Set exercise
Give back every line exactly as it appears, pictures excluded.

»»

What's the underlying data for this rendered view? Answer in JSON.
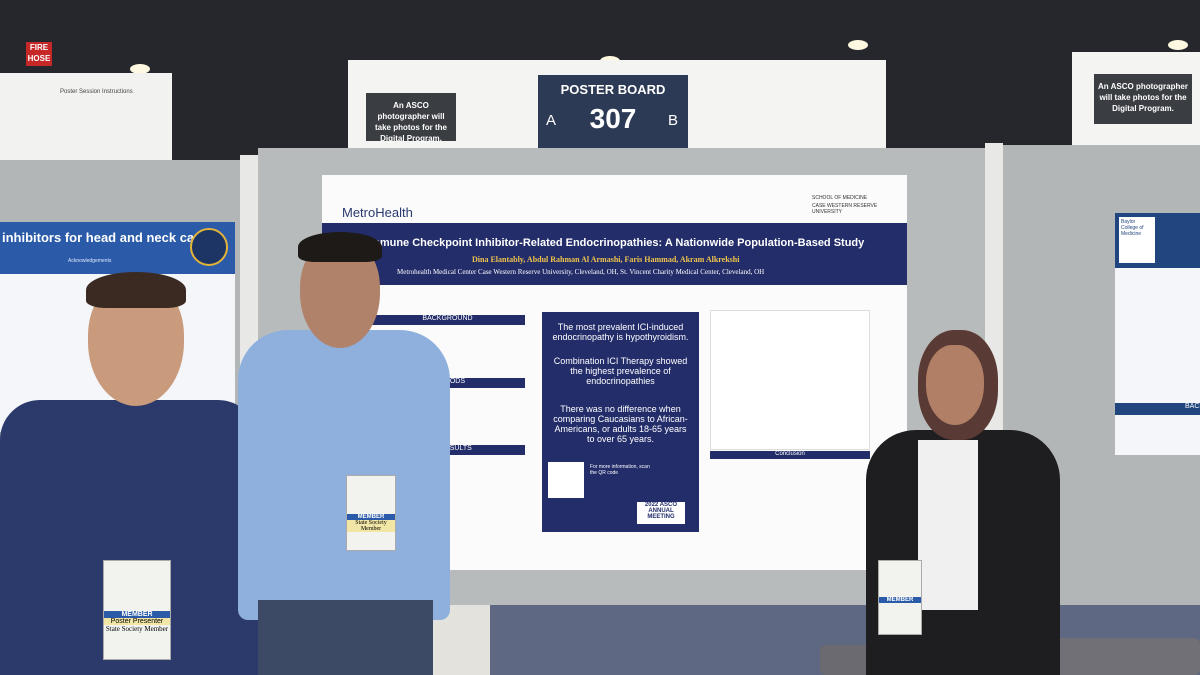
{
  "venue": {
    "fire_sign": "FIRE HOSE",
    "left_sign": "Poster Session Instructions",
    "photo_notice_center": "An ASCO photographer will take photos for the Digital Program.",
    "photo_notice_right": "An ASCO photographer will take photos for the Digital Program.",
    "board_label": "POSTER BOARD",
    "board_side_a": "A",
    "board_number": "307",
    "board_side_b": "B"
  },
  "left_poster": {
    "title": "inhibitors for head and neck cancer",
    "section": "Acknowledgements"
  },
  "poster": {
    "institution_left": "MetroHealth",
    "institution_right_top": "SCHOOL OF MEDICINE",
    "institution_right": "CASE WESTERN RESERVE UNIVERSITY",
    "title": "Immune Checkpoint Inhibitor-Related Endocrinopathies: A Nationwide Population-Based Study",
    "authors": "Dina Elantably, Abdul Rahman Al Armashi, Faris Hammad, Akram Alkrekshi",
    "affiliation": "Metrohealth Medical Center Case Western Reserve University, Cleveland, OH, St. Vincent Charity Medical Center, Cleveland, OH",
    "sections": [
      "BACKGROUND",
      "METHODS",
      "RESULTS"
    ],
    "findings": [
      "The most prevalent ICI-induced endocrinopathy is hypothyroidism.",
      "Combination ICI Therapy showed the highest prevalence of endocrinopathies",
      "There was no difference when comparing Caucasians to African-Americans, or adults 18-65 years to over 65 years."
    ],
    "qr_note": "For more information, scan the QR code",
    "meeting": "2022 ASCO ANNUAL MEETING",
    "conclusion_heading": "Conclusion"
  },
  "right_poster": {
    "institution": "Baylor College of Medicine",
    "section": "BACKGROUND"
  },
  "badges": {
    "member": "MEMBER",
    "presenter": "Poster Presenter",
    "state": "State Society Member"
  }
}
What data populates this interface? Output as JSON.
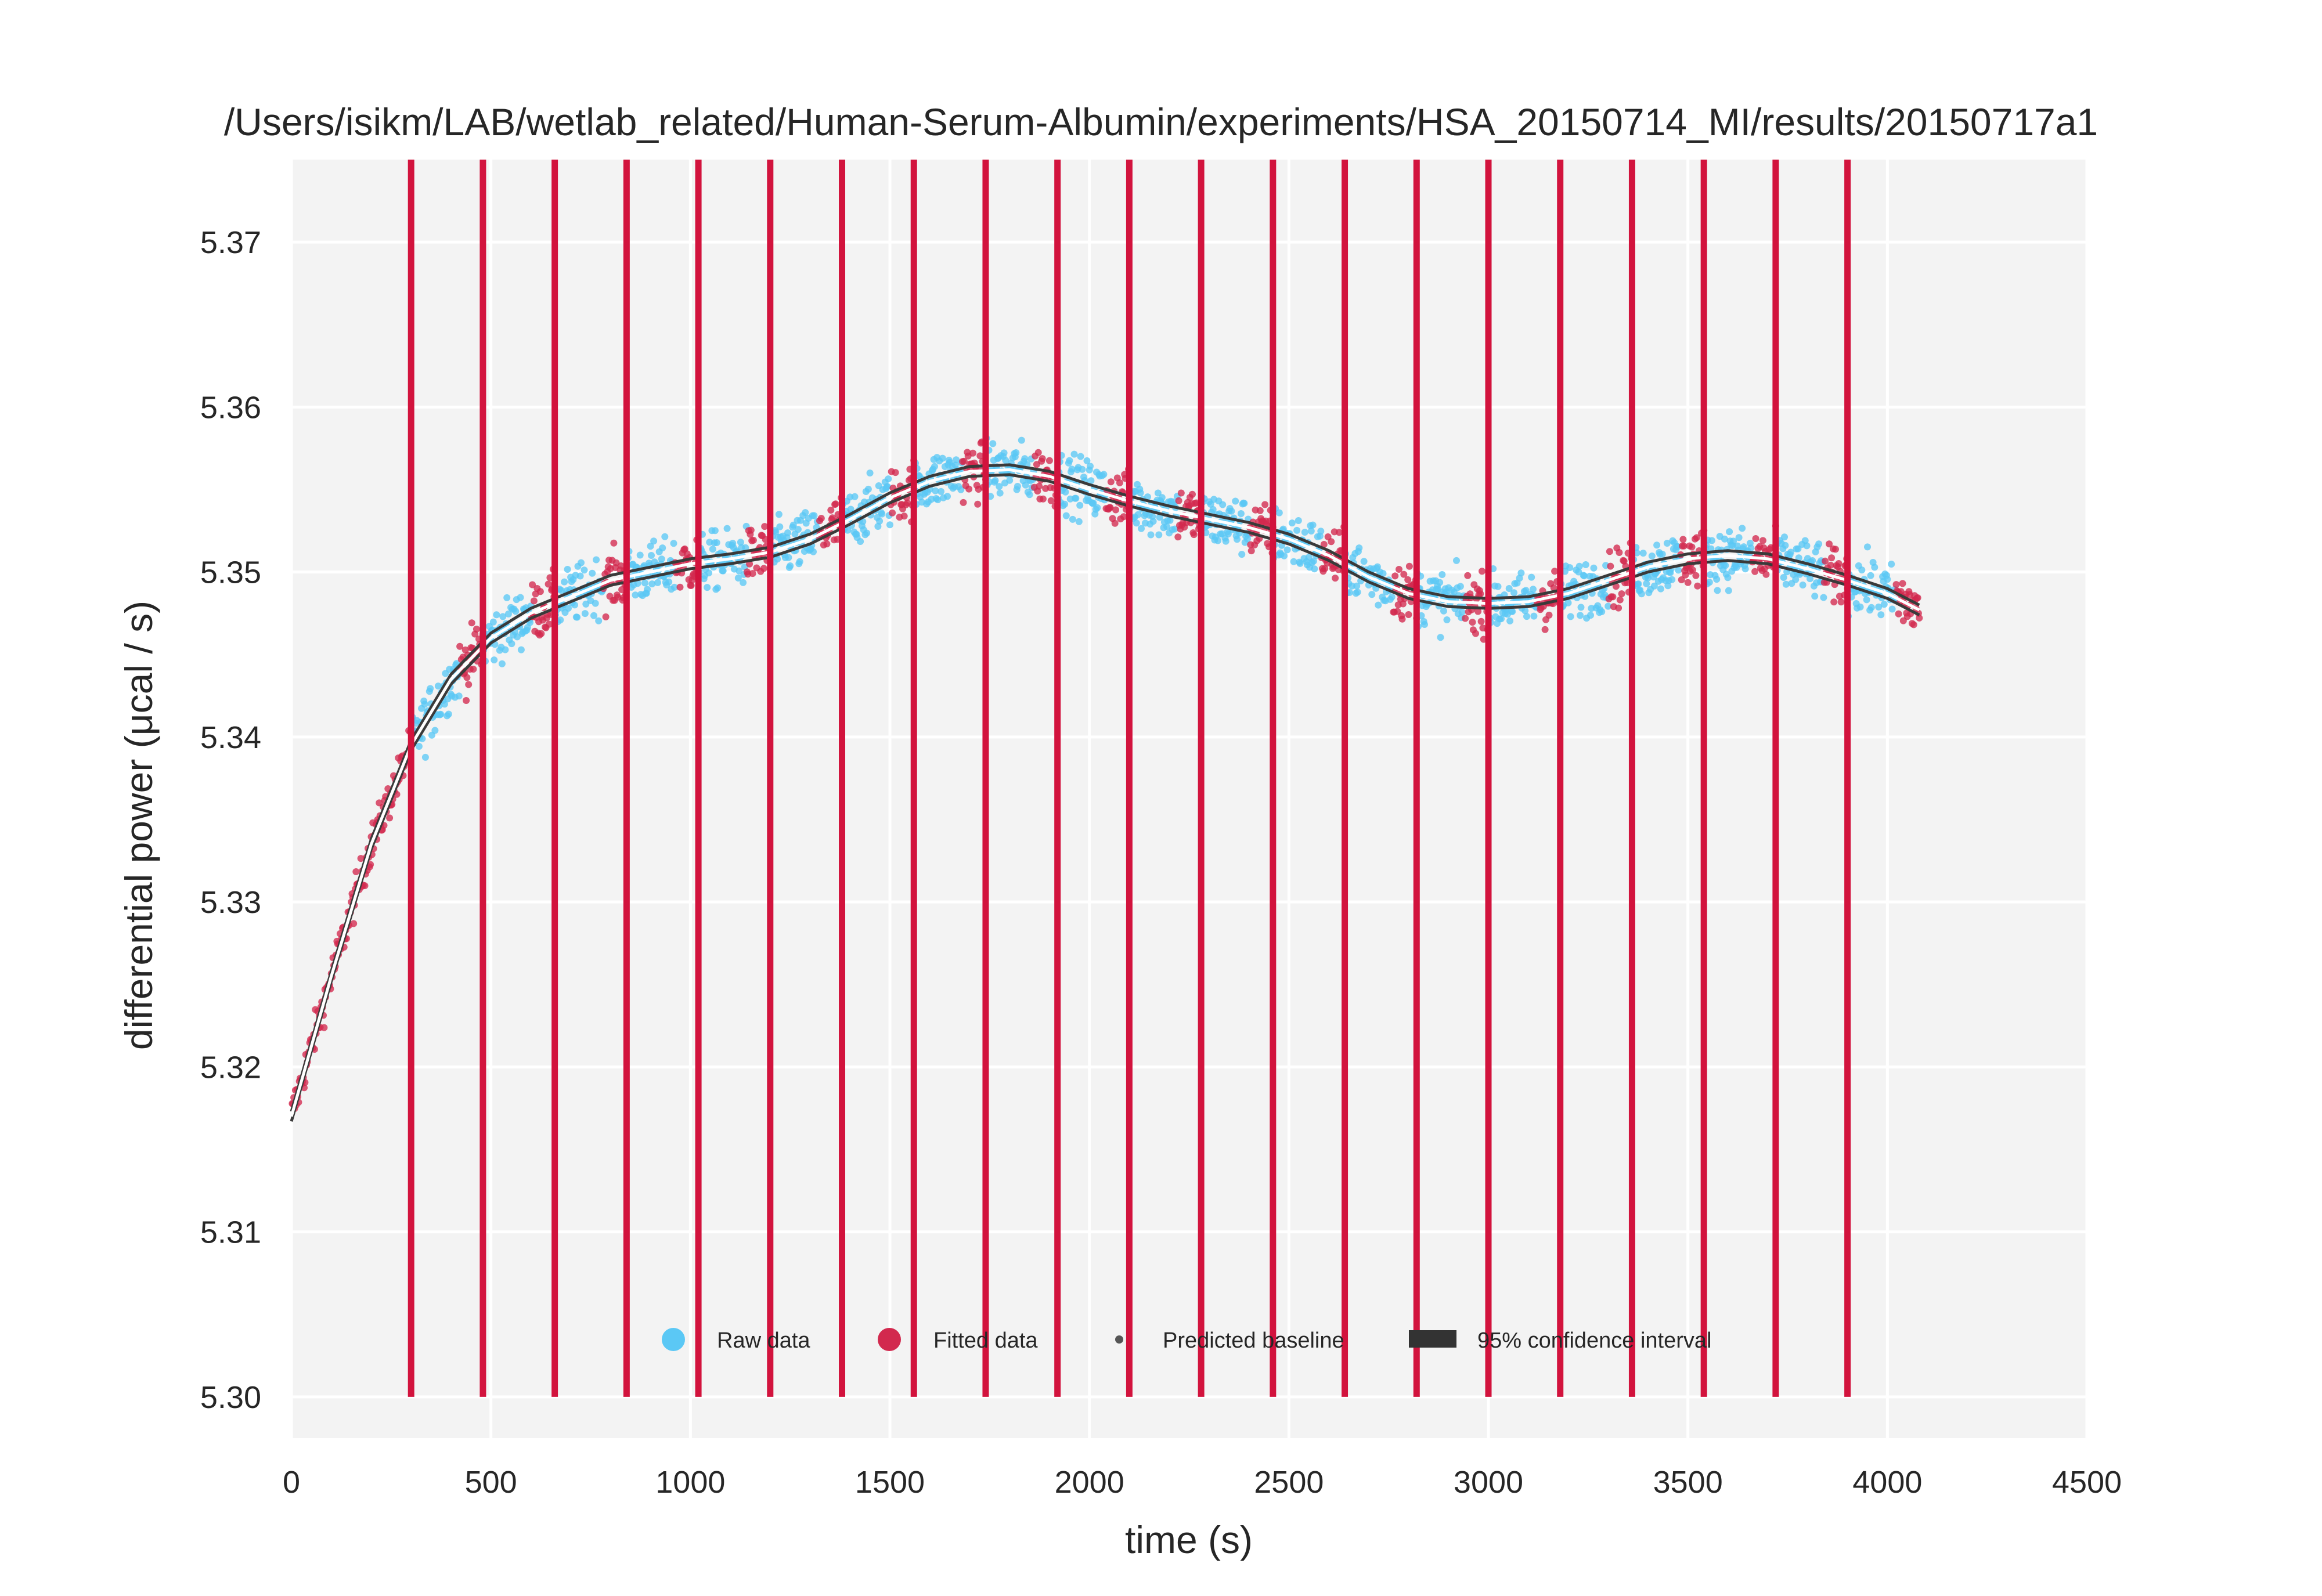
{
  "chart_data": {
    "type": "scatter",
    "title": "/Users/isikm/LAB/wetlab_related/Human-Serum-Albumin/experiments/HSA_20150714_MI/results/20150717a1",
    "xlabel": "time (s)",
    "ylabel": "differential power (μcal / s)",
    "xlim": [
      0,
      4500
    ],
    "ylim": [
      5.2975,
      5.375
    ],
    "xticks": [
      0,
      500,
      1000,
      1500,
      2000,
      2500,
      3000,
      3500,
      4000,
      4500
    ],
    "xtick_labels": [
      "0",
      "500",
      "1000",
      "1500",
      "2000",
      "2500",
      "3000",
      "3500",
      "4000",
      "4500"
    ],
    "yticks": [
      5.3,
      5.31,
      5.32,
      5.33,
      5.34,
      5.35,
      5.36,
      5.37
    ],
    "ytick_labels": [
      "5.30",
      "5.31",
      "5.32",
      "5.33",
      "5.34",
      "5.35",
      "5.36",
      "5.37"
    ],
    "grid": true,
    "legend_position": "bottom-center",
    "injections": [
      300,
      480,
      660,
      840,
      1020,
      1200,
      1380,
      1560,
      1740,
      1920,
      2100,
      2280,
      2460,
      2640,
      2820,
      3000,
      3180,
      3360,
      3540,
      3720,
      3900
    ],
    "injection_line_bottom": 5.3,
    "baseline": {
      "x": [
        0,
        100,
        200,
        300,
        400,
        500,
        600,
        700,
        800,
        900,
        1000,
        1100,
        1200,
        1300,
        1400,
        1500,
        1600,
        1700,
        1800,
        1900,
        2000,
        2100,
        2200,
        2300,
        2400,
        2500,
        2600,
        2700,
        2800,
        2900,
        3000,
        3100,
        3200,
        3300,
        3400,
        3500,
        3600,
        3700,
        3800,
        3900,
        4000,
        4080
      ],
      "y": [
        5.317,
        5.3255,
        5.3335,
        5.3395,
        5.3435,
        5.346,
        5.3475,
        5.3485,
        5.3495,
        5.35,
        5.3505,
        5.3508,
        5.3512,
        5.352,
        5.3532,
        5.3545,
        5.3555,
        5.3561,
        5.3562,
        5.3558,
        5.355,
        5.3543,
        5.3537,
        5.3532,
        5.3527,
        5.352,
        5.351,
        5.3497,
        5.3487,
        5.3482,
        5.3481,
        5.3482,
        5.3487,
        5.3495,
        5.3503,
        5.3508,
        5.351,
        5.3508,
        5.3502,
        5.3495,
        5.3487,
        5.3477
      ]
    },
    "series": [
      {
        "name": "Raw data",
        "color": "#5bc8f5",
        "marker": "circle",
        "points": "scattered around baseline between injections"
      },
      {
        "name": "Fitted data",
        "color": "#d2294e",
        "marker": "circle",
        "points": "scattered around baseline before injections"
      },
      {
        "name": "Predicted baseline",
        "color": "#555555",
        "marker": "point"
      },
      {
        "name": "95% confidence interval",
        "color": "#333333",
        "marker": "band"
      }
    ],
    "point_spread": 0.0022,
    "fitted_window_s": 60,
    "colors": {
      "background": "#f3f3f3",
      "grid": "#ffffff",
      "injection": "#d2133d",
      "raw": "#5bc8f5",
      "fitted": "#d2294e",
      "baseline": "#3a3a3a"
    }
  }
}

««

Output of the task
What's the underlying data for this rendered view? Answer in JSON.
{
  "venue": {
    "fire_sign": "FIRE HOSE",
    "left_sign": "Poster Session Instructions",
    "photo_notice_center": "An ASCO photographer will take photos for the Digital Program.",
    "photo_notice_right": "An ASCO photographer will take photos for the Digital Program.",
    "board_label": "POSTER BOARD",
    "board_side_a": "A",
    "board_number": "307",
    "board_side_b": "B"
  },
  "left_poster": {
    "title": "inhibitors for head and neck cancer",
    "section": "Acknowledgements"
  },
  "poster": {
    "institution_left": "MetroHealth",
    "institution_right_top": "SCHOOL OF MEDICINE",
    "institution_right": "CASE WESTERN RESERVE UNIVERSITY",
    "title": "Immune Checkpoint Inhibitor-Related Endocrinopathies: A Nationwide Population-Based Study",
    "authors": "Dina Elantably, Abdul Rahman Al Armashi, Faris Hammad, Akram Alkrekshi",
    "affiliation": "Metrohealth Medical Center Case Western Reserve University, Cleveland, OH, St. Vincent Charity Medical Center, Cleveland, OH",
    "sections": [
      "BACKGROUND",
      "METHODS",
      "RESULTS"
    ],
    "findings": [
      "The most prevalent ICI-induced endocrinopathy is hypothyroidism.",
      "Combination ICI Therapy showed the highest prevalence of endocrinopathies",
      "There was no difference when comparing Caucasians to African-Americans, or adults 18-65 years to over 65 years."
    ],
    "qr_note": "For more information, scan the QR code",
    "meeting": "2022 ASCO ANNUAL MEETING",
    "conclusion_heading": "Conclusion"
  },
  "right_poster": {
    "institution": "Baylor College of Medicine",
    "section": "BACKGROUND"
  },
  "badges": {
    "member": "MEMBER",
    "presenter": "Poster Presenter",
    "state": "State Society Member"
  }
}
What data populates this interface? Output as JSON.
{
  "chart_data": {
    "type": "scatter",
    "title": "/Users/isikm/LAB/wetlab_related/Human-Serum-Albumin/experiments/HSA_20150714_MI/results/20150717a1",
    "xlabel": "time (s)",
    "ylabel": "differential power (μcal / s)",
    "xlim": [
      0,
      4500
    ],
    "ylim": [
      5.2975,
      5.375
    ],
    "xticks": [
      0,
      500,
      1000,
      1500,
      2000,
      2500,
      3000,
      3500,
      4000,
      4500
    ],
    "xtick_labels": [
      "0",
      "500",
      "1000",
      "1500",
      "2000",
      "2500",
      "3000",
      "3500",
      "4000",
      "4500"
    ],
    "yticks": [
      5.3,
      5.31,
      5.32,
      5.33,
      5.34,
      5.35,
      5.36,
      5.37
    ],
    "ytick_labels": [
      "5.30",
      "5.31",
      "5.32",
      "5.33",
      "5.34",
      "5.35",
      "5.36",
      "5.37"
    ],
    "grid": true,
    "legend_position": "bottom-center",
    "injections": [
      300,
      480,
      660,
      840,
      1020,
      1200,
      1380,
      1560,
      1740,
      1920,
      2100,
      2280,
      2460,
      2640,
      2820,
      3000,
      3180,
      3360,
      3540,
      3720,
      3900
    ],
    "injection_line_bottom": 5.3,
    "baseline": {
      "x": [
        0,
        100,
        200,
        300,
        400,
        500,
        600,
        700,
        800,
        900,
        1000,
        1100,
        1200,
        1300,
        1400,
        1500,
        1600,
        1700,
        1800,
        1900,
        2000,
        2100,
        2200,
        2300,
        2400,
        2500,
        2600,
        2700,
        2800,
        2900,
        3000,
        3100,
        3200,
        3300,
        3400,
        3500,
        3600,
        3700,
        3800,
        3900,
        4000,
        4080
      ],
      "y": [
        5.317,
        5.3255,
        5.3335,
        5.3395,
        5.3435,
        5.346,
        5.3475,
        5.3485,
        5.3495,
        5.35,
        5.3505,
        5.3508,
        5.3512,
        5.352,
        5.3532,
        5.3545,
        5.3555,
        5.3561,
        5.3562,
        5.3558,
        5.355,
        5.3543,
        5.3537,
        5.3532,
        5.3527,
        5.352,
        5.351,
        5.3497,
        5.3487,
        5.3482,
        5.3481,
        5.3482,
        5.3487,
        5.3495,
        5.3503,
        5.3508,
        5.351,
        5.3508,
        5.3502,
        5.3495,
        5.3487,
        5.3477
      ]
    },
    "series": [
      {
        "name": "Raw data",
        "color": "#5bc8f5",
        "marker": "circle",
        "points": "scattered around baseline between injections"
      },
      {
        "name": "Fitted data",
        "color": "#d2294e",
        "marker": "circle",
        "points": "scattered around baseline before injections"
      },
      {
        "name": "Predicted baseline",
        "color": "#555555",
        "marker": "point"
      },
      {
        "name": "95% confidence interval",
        "color": "#333333",
        "marker": "band"
      }
    ],
    "point_spread": 0.0022,
    "fitted_window_s": 60,
    "colors": {
      "background": "#f3f3f3",
      "grid": "#ffffff",
      "injection": "#d2133d",
      "raw": "#5bc8f5",
      "fitted": "#d2294e",
      "baseline": "#3a3a3a"
    }
  }
}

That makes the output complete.